Exercise: Write out each line exactly as given. Leave the pictures out of your copy.

— begin —

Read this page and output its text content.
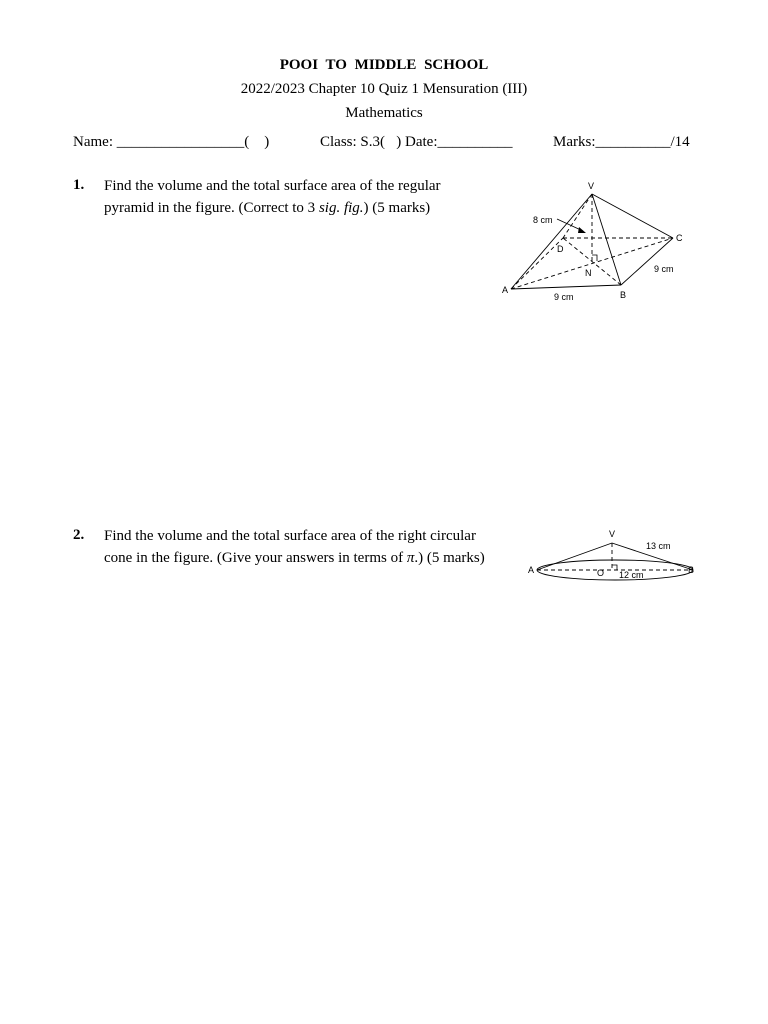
POOI TO MIDDLE SCHOOL
2022/2023 Chapter 10 Quiz 1 Mensuration (III)
Mathematics
Name: _________________(    )	Class: S.3(   ) Date:__________	Marks:__________/14
1. Find the volume and the total surface area of the regular
pyramid in the figure. (Correct to 3 sig. fig.) (5 marks)
V
A	B
C
D
N
8 cm
9 cm
9 cm
2. Find the volume and the total surface area of the right circular
cone in the figure. (Give your answers in terms of π.) (5 marks)
V
A	O	B
13 cm
12 cm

— end —

Solution:
Read this page and output its text content.
POOI TO MIDDLE SCHOOL
2022/2023 Chapter 10 Quiz 1 Mensuration (III)
Mathematics
Name: _________________(    )	Class: S.3(   ) Date:__________	Marks:__________/14
1. Find the volume and the total surface area of the regular
pyramid in the figure. (Correct to 3 sig. fig.) (5 marks)
V
A	B
C
D
N
8 cm
9 cm
9 cm
2. Find the volume and the total surface area of the right circular
cone in the figure. (Give your answers in terms of π.) (5 marks)
V
A	O	B
13 cm
12 cm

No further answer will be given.